SET EXERCISE: Restate each line of the listing exactly, without carrying over any pictures.

DATA PROVIDED:
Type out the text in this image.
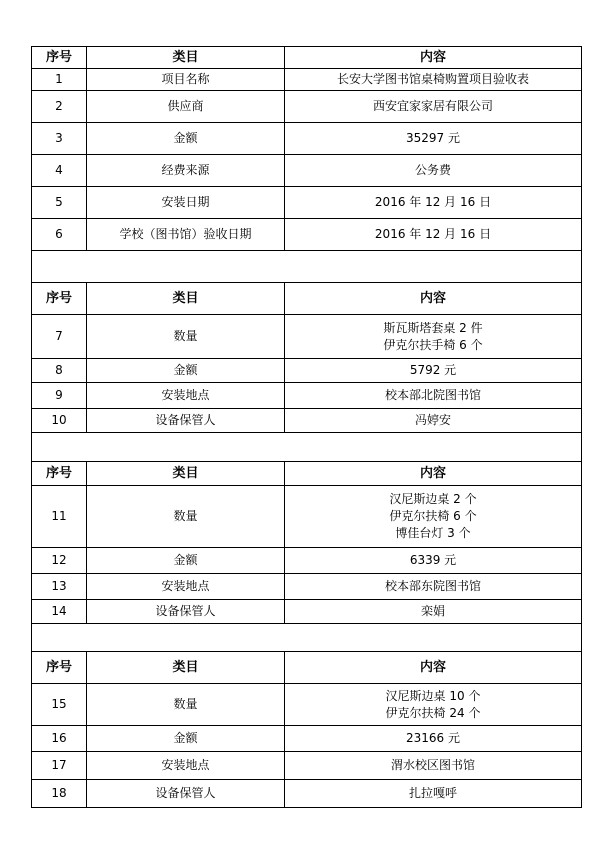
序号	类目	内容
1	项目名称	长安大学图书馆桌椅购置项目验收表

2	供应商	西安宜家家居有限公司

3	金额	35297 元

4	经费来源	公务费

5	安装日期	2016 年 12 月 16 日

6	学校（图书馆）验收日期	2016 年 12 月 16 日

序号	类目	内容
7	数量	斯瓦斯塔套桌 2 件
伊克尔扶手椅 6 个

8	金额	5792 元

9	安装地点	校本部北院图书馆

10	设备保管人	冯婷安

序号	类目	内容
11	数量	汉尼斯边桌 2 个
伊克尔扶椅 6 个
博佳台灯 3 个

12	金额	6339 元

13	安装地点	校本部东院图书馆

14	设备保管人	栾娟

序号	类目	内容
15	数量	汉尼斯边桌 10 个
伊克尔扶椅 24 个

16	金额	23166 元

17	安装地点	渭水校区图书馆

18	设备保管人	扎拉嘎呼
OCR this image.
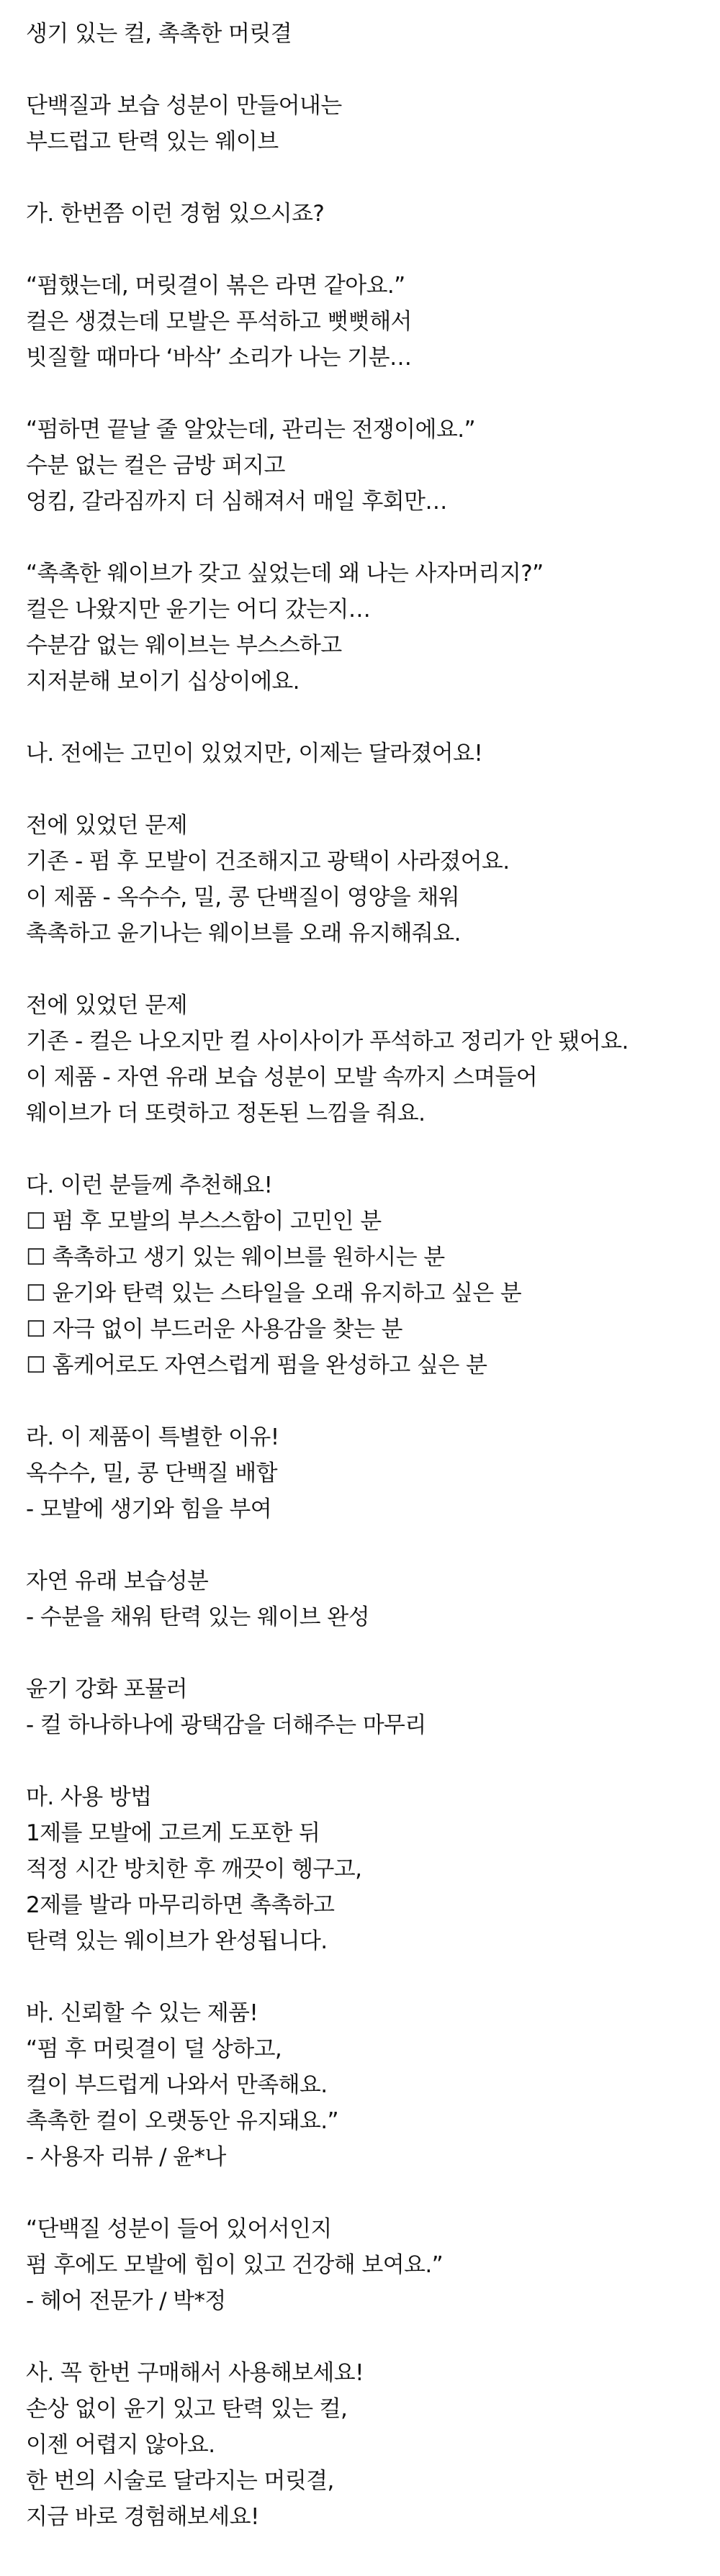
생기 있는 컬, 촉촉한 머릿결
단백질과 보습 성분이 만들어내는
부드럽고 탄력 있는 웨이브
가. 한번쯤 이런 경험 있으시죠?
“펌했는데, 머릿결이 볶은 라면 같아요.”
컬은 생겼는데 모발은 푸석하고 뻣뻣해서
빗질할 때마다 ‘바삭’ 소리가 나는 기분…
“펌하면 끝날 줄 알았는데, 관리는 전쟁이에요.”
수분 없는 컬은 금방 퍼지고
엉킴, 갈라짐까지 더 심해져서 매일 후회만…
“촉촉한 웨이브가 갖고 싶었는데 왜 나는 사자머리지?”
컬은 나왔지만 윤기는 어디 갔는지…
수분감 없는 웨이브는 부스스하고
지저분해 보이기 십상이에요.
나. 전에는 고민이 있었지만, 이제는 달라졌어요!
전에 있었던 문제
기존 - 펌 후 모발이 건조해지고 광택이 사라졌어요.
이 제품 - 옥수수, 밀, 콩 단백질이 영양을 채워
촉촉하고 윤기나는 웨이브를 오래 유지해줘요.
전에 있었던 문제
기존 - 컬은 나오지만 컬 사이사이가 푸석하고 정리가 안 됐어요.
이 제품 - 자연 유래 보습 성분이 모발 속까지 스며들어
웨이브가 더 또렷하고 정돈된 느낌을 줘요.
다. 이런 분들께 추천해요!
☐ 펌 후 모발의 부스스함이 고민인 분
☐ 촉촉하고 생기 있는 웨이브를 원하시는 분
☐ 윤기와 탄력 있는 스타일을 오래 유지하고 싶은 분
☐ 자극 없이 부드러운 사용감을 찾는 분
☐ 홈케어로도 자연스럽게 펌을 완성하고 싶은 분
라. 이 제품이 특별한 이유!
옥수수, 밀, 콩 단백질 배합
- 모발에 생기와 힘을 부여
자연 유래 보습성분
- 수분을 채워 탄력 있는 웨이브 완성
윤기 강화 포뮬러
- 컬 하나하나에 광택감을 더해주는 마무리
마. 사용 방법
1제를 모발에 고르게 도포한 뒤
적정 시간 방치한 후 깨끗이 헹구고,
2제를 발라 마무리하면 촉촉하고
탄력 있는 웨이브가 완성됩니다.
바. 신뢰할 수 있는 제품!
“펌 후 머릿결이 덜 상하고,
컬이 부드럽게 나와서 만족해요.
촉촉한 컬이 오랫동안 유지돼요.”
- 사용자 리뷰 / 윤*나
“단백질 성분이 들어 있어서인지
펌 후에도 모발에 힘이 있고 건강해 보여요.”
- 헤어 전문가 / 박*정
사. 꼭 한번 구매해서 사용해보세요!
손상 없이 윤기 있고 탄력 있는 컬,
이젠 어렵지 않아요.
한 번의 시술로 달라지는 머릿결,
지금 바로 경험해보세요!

SOLUTION TO THE EXERCISE:
Type out the text in this image.
序号	类目	内容
1	项目名称	长安大学图书馆桌椅购置项目验收表

2	供应商	西安宜家家居有限公司

3	金额	35297 元

4	经费来源	公务费

5	安装日期	2016 年 12 月 16 日

6	学校（图书馆）验收日期	2016 年 12 月 16 日

序号	类目	内容
7	数量	斯瓦斯塔套桌 2 件
伊克尔扶手椅 6 个

8	金额	5792 元

9	安装地点	校本部北院图书馆

10	设备保管人	冯婷安

序号	类目	内容
11	数量	汉尼斯边桌 2 个
伊克尔扶椅 6 个
博佳台灯 3 个

12	金额	6339 元

13	安装地点	校本部东院图书馆

14	设备保管人	栾娟

序号	类目	内容
15	数量	汉尼斯边桌 10 个
伊克尔扶椅 24 个

16	金额	23166 元

17	安装地点	渭水校区图书馆

18	设备保管人	扎拉嘎呼
OCR this image.
생기 있는 컬, 촉촉한 머릿결
단백질과 보습 성분이 만들어내는
부드럽고 탄력 있는 웨이브
가. 한번쯤 이런 경험 있으시죠?
“펌했는데, 머릿결이 볶은 라면 같아요.”
컬은 생겼는데 모발은 푸석하고 뻣뻣해서
빗질할 때마다 ‘바삭’ 소리가 나는 기분…
“펌하면 끝날 줄 알았는데, 관리는 전쟁이에요.”
수분 없는 컬은 금방 퍼지고
엉킴, 갈라짐까지 더 심해져서 매일 후회만…
“촉촉한 웨이브가 갖고 싶었는데 왜 나는 사자머리지?”
컬은 나왔지만 윤기는 어디 갔는지…
수분감 없는 웨이브는 부스스하고
지저분해 보이기 십상이에요.
나. 전에는 고민이 있었지만, 이제는 달라졌어요!
전에 있었던 문제
기존 - 펌 후 모발이 건조해지고 광택이 사라졌어요.
이 제품 - 옥수수, 밀, 콩 단백질이 영양을 채워
촉촉하고 윤기나는 웨이브를 오래 유지해줘요.
전에 있었던 문제
기존 - 컬은 나오지만 컬 사이사이가 푸석하고 정리가 안 됐어요.
이 제품 - 자연 유래 보습 성분이 모발 속까지 스며들어
웨이브가 더 또렷하고 정돈된 느낌을 줘요.
다. 이런 분들께 추천해요!
☐ 펌 후 모발의 부스스함이 고민인 분
☐ 촉촉하고 생기 있는 웨이브를 원하시는 분
☐ 윤기와 탄력 있는 스타일을 오래 유지하고 싶은 분
☐ 자극 없이 부드러운 사용감을 찾는 분
☐ 홈케어로도 자연스럽게 펌을 완성하고 싶은 분
라. 이 제품이 특별한 이유!
옥수수, 밀, 콩 단백질 배합
- 모발에 생기와 힘을 부여
자연 유래 보습성분
- 수분을 채워 탄력 있는 웨이브 완성
윤기 강화 포뮬러
- 컬 하나하나에 광택감을 더해주는 마무리
마. 사용 방법
1제를 모발에 고르게 도포한 뒤
적정 시간 방치한 후 깨끗이 헹구고,
2제를 발라 마무리하면 촉촉하고
탄력 있는 웨이브가 완성됩니다.
바. 신뢰할 수 있는 제품!
“펌 후 머릿결이 덜 상하고,
컬이 부드럽게 나와서 만족해요.
촉촉한 컬이 오랫동안 유지돼요.”
- 사용자 리뷰 / 윤*나
“단백질 성분이 들어 있어서인지
펌 후에도 모발에 힘이 있고 건강해 보여요.”
- 헤어 전문가 / 박*정
사. 꼭 한번 구매해서 사용해보세요!
손상 없이 윤기 있고 탄력 있는 컬,
이젠 어렵지 않아요.
한 번의 시술로 달라지는 머릿결,
지금 바로 경험해보세요!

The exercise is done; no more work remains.